▸ **Excerpted passage**
United States District Court, E.D. Missouri, Eastern Division

August 22, 2019




         This matter is before the Court upon the motion of plaintiff Kelvin C. Thompson[1] for leave to proceed in forma pauperis in this civil action. Upon consideration of the motion and the financial information provided in support, the Court concludes that plaintiff is unable to pay the filing fee. The motion will therefore be granted. Additionally, the Court will dismiss the complaint.

         Standard of Review

         Under 28 U.S.C. § 1915(e)(2), the Court is required to dismiss a complaint filed in forma pauperis if it is frivolous, malicious, or fails to state a claim upon which relief may be granted. An action is frivolous if it “lacks an arguable basis in either law or fact.” Neitzke v. Williams, 490 U.S. 319, 328 (1989). An action fails to state a claim upon which relief may be granted if it does not plead “enough facts to state a claim to relief that is plausible on its face.” Bell Atlantic Corp. v. Twombly, 550 U.S. 544, 570 (2007).

         “A claim has facial plausibility when the plaintiff pleads factual content that allows the court to draw the reasonable inference that the defendant is liable for the misconduct alleged.” Ashcroft v. Iqbal, 556 U.S. 662, 678 (2009). Determining whether a complaint states a plausible claim for relief is a context-specific task that requires the reviewing court to draw upon judicial experience and common sense. Id. at 679. The court must assume the veracity of well-pleaded facts, but need not accept as true “[t]hreadbare recitals of the elements of a cause of action, supported by mere conclusory statements.” Id. at 678 (citing Twombly, 550 U.S. at 555).

         This Court must liberally construe complaints filed by laypeople. Estelle v. Gamble, 429 U.S. 97, 106 (1976). This means that “if the essence of an allegation is discernible, ” the court should “construe the complaint in a way that permits the layperson's claim to be considered within the proper legal framework.” Solomon v. Petray, 795 F.3d 777, 787 (8th Cir. 2015) (quoting Stone v. Harry, 364 F.3d 912, 914 (8th Cir. 2004)). However, even pro se complaints must allege facts which, if true, state a claim for relief as a matter of law. Martin v. Aubuchon, 623 F.2d 1282, 1286 (8th Cir. 1980). Federal courts are not required to assume facts that are not alleged, Stone, 364 F.3d at 914-15, nor are they required to interpret procedural rules so as to excuse mistakes by those who proceed without counsel. See McNeil v. United States, 508 U.S. 106, 113 (1993).

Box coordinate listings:

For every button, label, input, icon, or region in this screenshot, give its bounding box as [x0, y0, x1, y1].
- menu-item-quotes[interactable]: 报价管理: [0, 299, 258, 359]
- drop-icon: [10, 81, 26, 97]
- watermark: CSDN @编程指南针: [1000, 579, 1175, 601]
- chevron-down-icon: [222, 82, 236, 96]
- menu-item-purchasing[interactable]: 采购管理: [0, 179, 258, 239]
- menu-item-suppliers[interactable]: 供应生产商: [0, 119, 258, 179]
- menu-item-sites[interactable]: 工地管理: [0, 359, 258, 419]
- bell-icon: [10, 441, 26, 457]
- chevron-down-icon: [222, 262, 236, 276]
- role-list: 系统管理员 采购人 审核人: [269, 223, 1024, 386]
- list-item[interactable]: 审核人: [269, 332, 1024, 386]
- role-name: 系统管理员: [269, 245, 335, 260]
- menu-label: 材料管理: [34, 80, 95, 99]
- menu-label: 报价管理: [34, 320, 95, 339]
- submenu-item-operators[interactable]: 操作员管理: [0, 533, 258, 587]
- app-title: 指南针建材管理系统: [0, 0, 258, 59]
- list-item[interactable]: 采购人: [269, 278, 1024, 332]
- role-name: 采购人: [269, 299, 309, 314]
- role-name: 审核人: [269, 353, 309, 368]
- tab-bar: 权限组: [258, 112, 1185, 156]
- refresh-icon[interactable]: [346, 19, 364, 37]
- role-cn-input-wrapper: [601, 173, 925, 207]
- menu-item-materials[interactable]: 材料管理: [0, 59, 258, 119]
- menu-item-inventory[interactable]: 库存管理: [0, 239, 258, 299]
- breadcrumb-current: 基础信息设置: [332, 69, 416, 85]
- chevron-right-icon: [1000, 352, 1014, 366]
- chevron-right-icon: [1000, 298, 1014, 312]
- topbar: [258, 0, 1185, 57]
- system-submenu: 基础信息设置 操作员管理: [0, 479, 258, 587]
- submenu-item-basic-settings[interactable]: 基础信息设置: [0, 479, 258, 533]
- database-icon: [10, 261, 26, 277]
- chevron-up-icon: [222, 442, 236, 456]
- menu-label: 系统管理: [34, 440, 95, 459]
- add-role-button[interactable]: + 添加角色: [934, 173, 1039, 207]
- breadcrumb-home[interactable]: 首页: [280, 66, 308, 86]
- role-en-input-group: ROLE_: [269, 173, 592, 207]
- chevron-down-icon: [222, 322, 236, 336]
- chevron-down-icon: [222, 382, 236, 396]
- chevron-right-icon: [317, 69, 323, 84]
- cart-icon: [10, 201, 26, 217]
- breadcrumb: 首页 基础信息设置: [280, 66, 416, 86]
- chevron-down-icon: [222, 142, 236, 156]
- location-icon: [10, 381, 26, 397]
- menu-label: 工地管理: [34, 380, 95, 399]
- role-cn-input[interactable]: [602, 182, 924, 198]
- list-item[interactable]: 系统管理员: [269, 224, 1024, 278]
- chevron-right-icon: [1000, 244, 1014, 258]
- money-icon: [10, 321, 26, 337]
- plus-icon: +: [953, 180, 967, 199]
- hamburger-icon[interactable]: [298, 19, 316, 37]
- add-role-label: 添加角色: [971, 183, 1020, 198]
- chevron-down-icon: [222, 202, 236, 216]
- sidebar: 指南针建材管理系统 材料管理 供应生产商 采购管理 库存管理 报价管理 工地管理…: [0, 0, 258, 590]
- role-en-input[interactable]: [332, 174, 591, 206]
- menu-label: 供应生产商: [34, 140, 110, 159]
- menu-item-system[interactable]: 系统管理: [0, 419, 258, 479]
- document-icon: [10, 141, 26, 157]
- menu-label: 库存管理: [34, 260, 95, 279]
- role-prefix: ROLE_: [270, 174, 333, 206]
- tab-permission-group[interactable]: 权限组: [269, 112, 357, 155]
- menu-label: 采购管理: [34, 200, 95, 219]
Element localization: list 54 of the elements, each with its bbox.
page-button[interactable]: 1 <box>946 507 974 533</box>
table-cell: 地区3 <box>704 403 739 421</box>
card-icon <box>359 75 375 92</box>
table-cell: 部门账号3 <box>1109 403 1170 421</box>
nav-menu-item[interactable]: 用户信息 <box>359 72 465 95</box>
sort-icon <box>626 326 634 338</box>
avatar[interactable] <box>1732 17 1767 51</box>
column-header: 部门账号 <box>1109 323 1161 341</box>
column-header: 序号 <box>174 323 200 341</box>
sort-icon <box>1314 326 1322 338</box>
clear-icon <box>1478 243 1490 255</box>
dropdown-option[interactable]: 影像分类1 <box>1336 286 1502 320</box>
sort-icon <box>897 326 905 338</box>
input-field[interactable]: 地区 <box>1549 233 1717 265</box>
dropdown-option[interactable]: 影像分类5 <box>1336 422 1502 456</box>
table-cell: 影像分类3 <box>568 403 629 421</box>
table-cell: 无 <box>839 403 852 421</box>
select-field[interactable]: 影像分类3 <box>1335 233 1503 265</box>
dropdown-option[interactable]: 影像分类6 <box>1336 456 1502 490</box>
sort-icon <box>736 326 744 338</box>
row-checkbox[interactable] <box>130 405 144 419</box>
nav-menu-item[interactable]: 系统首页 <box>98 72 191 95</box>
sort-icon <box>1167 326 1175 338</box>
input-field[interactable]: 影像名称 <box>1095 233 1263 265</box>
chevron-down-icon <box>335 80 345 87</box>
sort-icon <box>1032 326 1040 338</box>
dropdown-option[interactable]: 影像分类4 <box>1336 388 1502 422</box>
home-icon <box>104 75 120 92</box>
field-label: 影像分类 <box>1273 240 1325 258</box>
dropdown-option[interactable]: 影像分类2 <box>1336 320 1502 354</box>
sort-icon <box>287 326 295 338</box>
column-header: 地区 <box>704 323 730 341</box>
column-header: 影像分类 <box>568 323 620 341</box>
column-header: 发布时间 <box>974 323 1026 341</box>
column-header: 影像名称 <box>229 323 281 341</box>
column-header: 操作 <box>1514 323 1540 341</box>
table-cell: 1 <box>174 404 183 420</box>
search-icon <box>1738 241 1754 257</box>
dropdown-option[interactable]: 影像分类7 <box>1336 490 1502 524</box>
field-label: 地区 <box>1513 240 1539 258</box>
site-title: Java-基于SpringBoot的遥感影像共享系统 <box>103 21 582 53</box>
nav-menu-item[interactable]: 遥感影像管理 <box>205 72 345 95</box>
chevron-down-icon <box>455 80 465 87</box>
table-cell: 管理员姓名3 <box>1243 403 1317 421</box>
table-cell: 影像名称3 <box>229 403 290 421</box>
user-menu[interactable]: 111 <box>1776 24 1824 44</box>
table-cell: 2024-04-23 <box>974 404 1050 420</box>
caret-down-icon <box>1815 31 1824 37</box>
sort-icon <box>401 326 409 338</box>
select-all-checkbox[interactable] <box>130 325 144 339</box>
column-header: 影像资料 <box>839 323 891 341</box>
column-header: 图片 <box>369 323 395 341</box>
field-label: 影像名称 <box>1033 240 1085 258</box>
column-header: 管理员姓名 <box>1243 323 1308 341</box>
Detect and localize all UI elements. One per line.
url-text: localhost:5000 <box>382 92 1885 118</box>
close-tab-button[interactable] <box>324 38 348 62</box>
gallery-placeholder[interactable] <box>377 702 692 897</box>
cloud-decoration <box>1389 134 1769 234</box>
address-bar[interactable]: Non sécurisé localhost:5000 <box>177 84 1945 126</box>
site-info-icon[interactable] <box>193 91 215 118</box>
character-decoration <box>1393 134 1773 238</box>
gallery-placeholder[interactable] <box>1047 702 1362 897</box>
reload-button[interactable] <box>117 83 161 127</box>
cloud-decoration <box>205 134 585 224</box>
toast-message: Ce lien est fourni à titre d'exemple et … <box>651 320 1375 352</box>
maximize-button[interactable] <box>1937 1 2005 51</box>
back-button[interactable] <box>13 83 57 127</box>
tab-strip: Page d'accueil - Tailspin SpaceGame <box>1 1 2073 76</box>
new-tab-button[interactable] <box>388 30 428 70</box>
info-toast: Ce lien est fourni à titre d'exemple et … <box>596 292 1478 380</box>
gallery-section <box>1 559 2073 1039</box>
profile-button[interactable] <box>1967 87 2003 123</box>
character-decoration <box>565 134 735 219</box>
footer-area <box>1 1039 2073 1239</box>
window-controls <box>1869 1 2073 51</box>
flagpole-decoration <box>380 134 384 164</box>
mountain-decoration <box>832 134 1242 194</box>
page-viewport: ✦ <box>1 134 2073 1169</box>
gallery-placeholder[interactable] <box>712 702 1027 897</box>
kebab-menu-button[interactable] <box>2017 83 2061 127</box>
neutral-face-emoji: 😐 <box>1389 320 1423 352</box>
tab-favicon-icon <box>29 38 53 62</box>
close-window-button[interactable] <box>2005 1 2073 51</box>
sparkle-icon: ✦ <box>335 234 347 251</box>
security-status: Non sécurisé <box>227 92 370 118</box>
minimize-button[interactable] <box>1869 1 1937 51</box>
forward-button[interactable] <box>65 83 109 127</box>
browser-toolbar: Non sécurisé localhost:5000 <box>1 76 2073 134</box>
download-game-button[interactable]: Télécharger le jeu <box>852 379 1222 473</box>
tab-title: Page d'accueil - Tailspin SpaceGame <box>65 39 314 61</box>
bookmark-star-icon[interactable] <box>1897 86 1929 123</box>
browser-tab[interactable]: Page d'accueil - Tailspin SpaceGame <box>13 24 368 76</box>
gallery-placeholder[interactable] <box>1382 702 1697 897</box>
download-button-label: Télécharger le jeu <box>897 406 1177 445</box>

▸ **Stated problem 1**
In the court document, under which statute must the Court dismiss a complaint filed in forma pauperis if it is frivolous or malicious?
▸ **Stated problem 2**
Reproduce the rows word for word, from their first line through the line containing "- role-name: 采购人: [269, 299, 309, 314]".

▸ **Complete response 1**
28 U.S.C. § 1915(e)(2)

▸ **Complete response 2**
For every button, label, input, icon, or region in this screenshot, give its bounding box as [x0, y0, x1, y1].
- menu-item-quotes[interactable]: 报价管理: [0, 299, 258, 359]
- drop-icon: [10, 81, 26, 97]
- watermark: CSDN @编程指南针: [1000, 579, 1175, 601]
- chevron-down-icon: [222, 82, 236, 96]
- menu-item-purchasing[interactable]: 采购管理: [0, 179, 258, 239]
- menu-item-suppliers[interactable]: 供应生产商: [0, 119, 258, 179]
- menu-item-sites[interactable]: 工地管理: [0, 359, 258, 419]
- bell-icon: [10, 441, 26, 457]
- chevron-down-icon: [222, 262, 236, 276]
- role-list: 系统管理员 采购人 审核人: [269, 223, 1024, 386]
- list-item[interactable]: 审核人: [269, 332, 1024, 386]
- role-name: 系统管理员: [269, 245, 335, 260]
- menu-label: 材料管理: [34, 80, 95, 99]
- menu-label: 报价管理: [34, 320, 95, 339]
- submenu-item-operators[interactable]: 操作员管理: [0, 533, 258, 587]
- app-title: 指南针建材管理系统: [0, 0, 258, 59]
- list-item[interactable]: 采购人: [269, 278, 1024, 332]
- role-name: 采购人: [269, 299, 309, 314]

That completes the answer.